begin
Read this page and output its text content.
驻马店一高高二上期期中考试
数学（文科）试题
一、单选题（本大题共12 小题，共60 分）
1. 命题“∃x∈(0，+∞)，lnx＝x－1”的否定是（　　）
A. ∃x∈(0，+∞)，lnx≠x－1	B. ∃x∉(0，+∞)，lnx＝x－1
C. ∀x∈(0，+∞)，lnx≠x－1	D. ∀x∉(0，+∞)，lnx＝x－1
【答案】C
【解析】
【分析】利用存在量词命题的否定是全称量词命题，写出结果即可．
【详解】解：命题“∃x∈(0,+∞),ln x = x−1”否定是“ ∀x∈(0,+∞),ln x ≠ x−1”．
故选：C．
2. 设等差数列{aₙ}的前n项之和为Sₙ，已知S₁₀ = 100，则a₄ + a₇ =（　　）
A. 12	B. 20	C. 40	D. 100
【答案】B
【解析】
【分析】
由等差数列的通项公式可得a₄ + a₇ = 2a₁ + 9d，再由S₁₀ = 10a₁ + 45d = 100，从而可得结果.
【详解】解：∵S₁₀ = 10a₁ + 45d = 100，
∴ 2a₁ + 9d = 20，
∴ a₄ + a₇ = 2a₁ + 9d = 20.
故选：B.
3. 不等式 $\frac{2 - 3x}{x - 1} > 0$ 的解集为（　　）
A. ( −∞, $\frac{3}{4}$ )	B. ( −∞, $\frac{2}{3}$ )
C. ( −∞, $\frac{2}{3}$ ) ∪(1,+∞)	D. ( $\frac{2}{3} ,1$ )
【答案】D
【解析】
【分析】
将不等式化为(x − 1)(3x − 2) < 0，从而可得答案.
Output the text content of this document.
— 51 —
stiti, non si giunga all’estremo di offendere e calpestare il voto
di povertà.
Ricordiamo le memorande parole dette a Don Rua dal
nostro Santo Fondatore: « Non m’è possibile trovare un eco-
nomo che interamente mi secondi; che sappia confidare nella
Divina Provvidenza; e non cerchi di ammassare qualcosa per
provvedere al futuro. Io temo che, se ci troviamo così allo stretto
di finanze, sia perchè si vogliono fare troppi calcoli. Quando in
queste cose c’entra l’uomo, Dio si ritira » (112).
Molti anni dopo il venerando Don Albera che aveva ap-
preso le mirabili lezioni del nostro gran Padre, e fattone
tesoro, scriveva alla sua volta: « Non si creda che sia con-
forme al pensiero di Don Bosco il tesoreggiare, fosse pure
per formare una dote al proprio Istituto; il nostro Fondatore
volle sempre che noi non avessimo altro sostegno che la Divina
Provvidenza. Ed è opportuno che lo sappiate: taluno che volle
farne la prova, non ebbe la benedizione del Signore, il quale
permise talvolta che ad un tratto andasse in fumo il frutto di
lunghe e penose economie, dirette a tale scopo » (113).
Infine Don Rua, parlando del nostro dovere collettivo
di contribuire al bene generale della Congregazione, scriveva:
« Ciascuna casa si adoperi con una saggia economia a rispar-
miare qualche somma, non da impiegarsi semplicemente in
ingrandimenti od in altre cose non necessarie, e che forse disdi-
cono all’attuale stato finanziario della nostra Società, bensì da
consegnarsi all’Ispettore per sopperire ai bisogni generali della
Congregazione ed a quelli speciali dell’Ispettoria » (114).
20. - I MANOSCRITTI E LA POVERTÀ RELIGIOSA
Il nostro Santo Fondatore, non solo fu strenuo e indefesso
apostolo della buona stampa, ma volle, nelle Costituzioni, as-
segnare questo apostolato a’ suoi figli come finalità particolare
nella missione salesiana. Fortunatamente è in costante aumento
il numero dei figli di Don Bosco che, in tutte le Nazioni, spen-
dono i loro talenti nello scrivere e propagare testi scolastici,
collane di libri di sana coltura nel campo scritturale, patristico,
end
_Exercise brief_
Keep only those lines of the records that hold "volle", and return them.

_Exercise solution_
volle sempre che noi non avessimo altro sostegno che la Divina
Provvidenza. Ed è opportuno che lo sappiate: taluno che volle
apostolo della buona stampa, ma volle, nelle Costituzioni, as-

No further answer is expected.